Written task: Copy out every record precisely.

· · · ·

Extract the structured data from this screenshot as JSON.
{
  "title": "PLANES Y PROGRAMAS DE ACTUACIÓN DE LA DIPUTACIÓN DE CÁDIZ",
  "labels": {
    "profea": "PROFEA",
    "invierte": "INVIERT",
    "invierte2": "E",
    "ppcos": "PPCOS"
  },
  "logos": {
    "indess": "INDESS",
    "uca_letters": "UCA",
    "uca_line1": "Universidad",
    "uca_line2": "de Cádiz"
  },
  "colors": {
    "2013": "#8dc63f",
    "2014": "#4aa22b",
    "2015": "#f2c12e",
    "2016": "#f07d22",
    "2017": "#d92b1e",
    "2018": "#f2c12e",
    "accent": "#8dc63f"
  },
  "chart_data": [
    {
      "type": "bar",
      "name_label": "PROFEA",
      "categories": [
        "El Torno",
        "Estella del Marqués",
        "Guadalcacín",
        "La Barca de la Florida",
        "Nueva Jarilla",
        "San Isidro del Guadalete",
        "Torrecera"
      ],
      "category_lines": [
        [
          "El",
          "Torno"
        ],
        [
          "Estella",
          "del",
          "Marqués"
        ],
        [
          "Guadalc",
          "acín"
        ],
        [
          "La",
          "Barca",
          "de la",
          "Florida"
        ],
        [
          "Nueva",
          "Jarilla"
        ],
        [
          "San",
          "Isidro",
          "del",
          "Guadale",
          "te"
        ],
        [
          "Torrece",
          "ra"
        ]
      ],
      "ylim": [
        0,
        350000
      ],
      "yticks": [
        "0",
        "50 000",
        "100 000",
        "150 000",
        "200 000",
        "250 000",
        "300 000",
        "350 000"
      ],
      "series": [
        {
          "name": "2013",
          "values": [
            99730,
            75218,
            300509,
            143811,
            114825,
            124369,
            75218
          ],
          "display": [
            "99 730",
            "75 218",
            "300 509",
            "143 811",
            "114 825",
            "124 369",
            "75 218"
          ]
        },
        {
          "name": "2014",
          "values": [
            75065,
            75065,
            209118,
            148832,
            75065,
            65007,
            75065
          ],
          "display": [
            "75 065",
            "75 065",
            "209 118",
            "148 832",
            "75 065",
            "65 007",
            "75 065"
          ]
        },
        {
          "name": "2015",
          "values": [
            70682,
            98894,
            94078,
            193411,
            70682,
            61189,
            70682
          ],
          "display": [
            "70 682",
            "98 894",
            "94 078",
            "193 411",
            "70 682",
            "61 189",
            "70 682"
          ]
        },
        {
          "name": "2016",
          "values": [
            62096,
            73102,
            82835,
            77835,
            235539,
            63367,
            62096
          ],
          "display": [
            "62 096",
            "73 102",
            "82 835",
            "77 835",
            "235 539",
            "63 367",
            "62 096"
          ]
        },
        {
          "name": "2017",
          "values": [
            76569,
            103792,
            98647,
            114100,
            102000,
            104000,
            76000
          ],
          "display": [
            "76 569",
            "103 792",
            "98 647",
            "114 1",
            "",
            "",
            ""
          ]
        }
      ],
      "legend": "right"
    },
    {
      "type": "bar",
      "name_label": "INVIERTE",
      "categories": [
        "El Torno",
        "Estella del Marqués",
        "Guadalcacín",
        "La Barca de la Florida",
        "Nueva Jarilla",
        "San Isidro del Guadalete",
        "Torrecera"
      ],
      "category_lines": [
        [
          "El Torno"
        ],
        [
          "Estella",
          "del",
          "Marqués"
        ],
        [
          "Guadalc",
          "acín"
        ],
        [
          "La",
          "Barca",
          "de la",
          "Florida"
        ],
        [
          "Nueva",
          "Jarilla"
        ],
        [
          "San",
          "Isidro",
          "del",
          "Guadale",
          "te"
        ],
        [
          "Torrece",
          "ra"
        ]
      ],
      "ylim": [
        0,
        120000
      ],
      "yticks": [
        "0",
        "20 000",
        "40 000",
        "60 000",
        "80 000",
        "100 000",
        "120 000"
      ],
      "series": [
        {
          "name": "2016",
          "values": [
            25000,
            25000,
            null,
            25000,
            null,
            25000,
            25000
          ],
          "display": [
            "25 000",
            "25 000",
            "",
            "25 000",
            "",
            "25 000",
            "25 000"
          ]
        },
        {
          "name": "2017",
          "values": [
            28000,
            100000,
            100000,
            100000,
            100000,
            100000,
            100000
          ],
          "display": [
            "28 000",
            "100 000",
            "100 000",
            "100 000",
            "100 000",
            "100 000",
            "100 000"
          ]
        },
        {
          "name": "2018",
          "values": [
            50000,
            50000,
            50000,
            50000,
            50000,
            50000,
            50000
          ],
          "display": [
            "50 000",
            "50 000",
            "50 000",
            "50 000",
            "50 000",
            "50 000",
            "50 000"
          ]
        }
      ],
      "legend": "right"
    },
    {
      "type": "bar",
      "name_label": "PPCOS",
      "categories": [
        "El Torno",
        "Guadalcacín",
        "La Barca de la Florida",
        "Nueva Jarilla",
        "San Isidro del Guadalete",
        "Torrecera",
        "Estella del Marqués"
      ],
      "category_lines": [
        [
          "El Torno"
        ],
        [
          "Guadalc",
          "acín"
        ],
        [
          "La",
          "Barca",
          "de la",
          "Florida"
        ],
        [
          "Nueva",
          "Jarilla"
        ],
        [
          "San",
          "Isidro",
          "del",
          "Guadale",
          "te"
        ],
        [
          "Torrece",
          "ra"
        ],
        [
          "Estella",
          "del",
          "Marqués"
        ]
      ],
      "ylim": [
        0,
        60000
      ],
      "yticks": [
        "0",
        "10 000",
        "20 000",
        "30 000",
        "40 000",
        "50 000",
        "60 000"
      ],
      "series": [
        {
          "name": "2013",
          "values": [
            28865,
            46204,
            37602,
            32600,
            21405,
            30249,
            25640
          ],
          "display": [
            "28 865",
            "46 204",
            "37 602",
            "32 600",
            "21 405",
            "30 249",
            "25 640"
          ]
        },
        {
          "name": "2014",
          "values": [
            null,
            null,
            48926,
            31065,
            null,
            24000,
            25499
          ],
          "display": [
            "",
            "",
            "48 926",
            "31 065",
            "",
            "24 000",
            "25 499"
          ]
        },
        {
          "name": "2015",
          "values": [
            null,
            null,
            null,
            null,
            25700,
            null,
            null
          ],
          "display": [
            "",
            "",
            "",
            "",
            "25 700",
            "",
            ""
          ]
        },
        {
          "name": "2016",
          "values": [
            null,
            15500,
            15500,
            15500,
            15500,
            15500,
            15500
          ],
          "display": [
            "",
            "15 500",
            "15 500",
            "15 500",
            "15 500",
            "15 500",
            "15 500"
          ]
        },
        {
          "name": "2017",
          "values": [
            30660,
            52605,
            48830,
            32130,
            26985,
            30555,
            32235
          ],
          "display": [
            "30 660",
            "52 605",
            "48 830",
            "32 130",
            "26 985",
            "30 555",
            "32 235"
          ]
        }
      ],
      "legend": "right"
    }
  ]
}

· · · ·

Written response:
Extract the structured data from this screenshot as JSON.
{
  "title": "PLANES Y PROGRAMAS DE ACTUACIÓN DE LA DIPUTACIÓN DE CÁDIZ",
  "labels": {
    "profea": "PROFEA",
    "invierte": "INVIERT",
    "invierte2": "E",
    "ppcos": "PPCOS"
  },
  "logos": {
    "indess": "INDESS",
    "uca_letters": "UCA",
    "uca_line1": "Universidad",
    "uca_line2": "de Cádiz"
  },
  "colors": {
    "2013": "#8dc63f",
    "2014": "#4aa22b",
    "2015": "#f2c12e",
    "2016": "#f07d22",
    "2017": "#d92b1e",
    "2018": "#f2c12e",
    "accent": "#8dc63f"
  },
  "chart_data": [
    {
      "type": "bar",
      "name_label": "PROFEA",
      "categories": [
        "El Torno",
        "Estella del Marqués",
        "Guadalcacín",
        "La Barca de la Florida",
        "Nueva Jarilla",
        "San Isidro del Guadalete",
        "Torrecera"
      ],
      "category_lines": [
        [
          "El",
          "Torno"
        ],
        [
          "Estella",
          "del",
          "Marqués"
        ],
        [
          "Guadalc",
          "acín"
        ],
        [
          "La",
          "Barca",
          "de la",
          "Florida"
        ],
        [
          "Nueva",
          "Jarilla"
        ],
        [
          "San",
          "Isidro",
          "del",
          "Guadale",
          "te"
        ],
        [
          "Torrece",
          "ra"
        ]
      ],
      "ylim": [
        0,
        350000
      ],
      "yticks": [
        "0",
        "50 000",
        "100 000",
        "150 000",
        "200 000",
        "250 000",
        "300 000",
        "350 000"
      ],
      "series": [
        {
          "name": "2013",
          "values": [
            99730,
            75218,
            300509,
            143811,
            114825,
            124369,
            75218
          ],
          "display": [
            "99 730",
            "75 218",
            "300 509",
            "143 811",
            "114 825",
            "124 369",
            "75 218"
          ]
        },
        {
          "name": "2014",
          "values": [
            75065,
            75065,
            209118,
            148832,
            75065,
            65007,
            75065
          ],
          "display": [
            "75 065",
            "75 065",
            "209 118",
            "148 832",
            "75 065",
            "65 007",
            "75 065"
          ]
        },
        {
          "name": "2015",
          "values": [
            70682,
            98894,
            94078,
            193411,
            70682,
            61189,
            70682
          ],
          "display": [
            "70 682",
            "98 894",
            "94 078",
            "193 411",
            "70 682",
            "61 189",
            "70 682"
          ]
        },
        {
          "name": "2016",
          "values": [
            62096,
            73102,
            82835,
            77835,
            235539,
            63367,
            62096
          ],
          "display": [
            "62 096",
            "73 102",
            "82 835",
            "77 835",
            "235 539",
            "63 367",
            "62 096"
          ]
        },
        {
          "name": "2017",
          "values": [
            76569,
            103792,
            98647,
            114100,
            102000,
            104000,
            76000
          ],
          "display": [
            "76 569",
            "103 792",
            "98 647",
            "114 1",
            "",
            "",
            ""
          ]
        }
      ],
      "legend": "right"
    },
    {
      "type": "bar",
      "name_label": "INVIERTE",
      "categories": [
        "El Torno",
        "Estella del Marqués",
        "Guadalcacín",
        "La Barca de la Florida",
        "Nueva Jarilla",
        "San Isidro del Guadalete",
        "Torrecera"
      ],
      "category_lines": [
        [
          "El Torno"
        ],
        [
          "Estella",
          "del",
          "Marqués"
        ],
        [
          "Guadalc",
          "acín"
        ],
        [
          "La",
          "Barca",
          "de la",
          "Florida"
        ],
        [
          "Nueva",
          "Jarilla"
        ],
        [
          "San",
          "Isidro",
          "del",
          "Guadale",
          "te"
        ],
        [
          "Torrece",
          "ra"
        ]
      ],
      "ylim": [
        0,
        120000
      ],
      "yticks": [
        "0",
        "20 000",
        "40 000",
        "60 000",
        "80 000",
        "100 000",
        "120 000"
      ],
      "series": [
        {
          "name": "2016",
          "values": [
            25000,
            25000,
            null,
            25000,
            null,
            25000,
            25000
          ],
          "display": [
            "25 000",
            "25 000",
            "",
            "25 000",
            "",
            "25 000",
            "25 000"
          ]
        },
        {
          "name": "2017",
          "values": [
            28000,
            100000,
            100000,
            100000,
            100000,
            100000,
            100000
          ],
          "display": [
            "28 000",
            "100 000",
            "100 000",
            "100 000",
            "100 000",
            "100 000",
            "100 000"
          ]
        },
        {
          "name": "2018",
          "values": [
            50000,
            50000,
            50000,
            50000,
            50000,
            50000,
            50000
          ],
          "display": [
            "50 000",
            "50 000",
            "50 000",
            "50 000",
            "50 000",
            "50 000",
            "50 000"
          ]
        }
      ],
      "legend": "right"
    },
    {
      "type": "bar",
      "name_label": "PPCOS",
      "categories": [
        "El Torno",
        "Guadalcacín",
        "La Barca de la Florida",
        "Nueva Jarilla",
        "San Isidro del Guadalete",
        "Torrecera",
        "Estella del Marqués"
      ],
      "category_lines": [
        [
          "El Torno"
        ],
        [
          "Guadalc",
          "acín"
        ],
        [
          "La",
          "Barca",
          "de la",
          "Florida"
        ],
        [
          "Nueva",
          "Jarilla"
        ],
        [
          "San",
          "Isidro",
          "del",
          "Guadale",
          "te"
        ],
        [
          "Torrece",
          "ra"
        ],
        [
          "Estella",
          "del",
          "Marqués"
        ]
      ],
      "ylim": [
        0,
        60000
      ],
      "yticks": [
        "0",
        "10 000",
        "20 000",
        "30 000",
        "40 000",
        "50 000",
        "60 000"
      ],
      "series": [
        {
          "name": "2013",
          "values": [
            28865,
            46204,
            37602,
            32600,
            21405,
            30249,
            25640
          ],
          "display": [
            "28 865",
            "46 204",
            "37 602",
            "32 600",
            "21 405",
            "30 249",
            "25 640"
          ]
        },
        {
          "name": "2014",
          "values": [
            null,
            null,
            48926,
            31065,
            null,
            24000,
            25499
          ],
          "display": [
            "",
            "",
            "48 926",
            "31 065",
            "",
            "24 000",
            "25 499"
          ]
        },
        {
          "name": "2015",
          "values": [
            null,
            null,
            null,
            null,
            25700,
            null,
            null
          ],
          "display": [
            "",
            "",
            "",
            "",
            "25 700",
            "",
            ""
          ]
        },
        {
          "name": "2016",
          "values": [
            null,
            15500,
            15500,
            15500,
            15500,
            15500,
            15500
          ],
          "display": [
            "",
            "15 500",
            "15 500",
            "15 500",
            "15 500",
            "15 500",
            "15 500"
          ]
        },
        {
          "name": "2017",
          "values": [
            30660,
            52605,
            48830,
            32130,
            26985,
            30555,
            32235
          ],
          "display": [
            "30 660",
            "52 605",
            "48 830",
            "32 130",
            "26 985",
            "30 555",
            "32 235"
          ]
        }
      ],
      "legend": "right"
    }
  ]
}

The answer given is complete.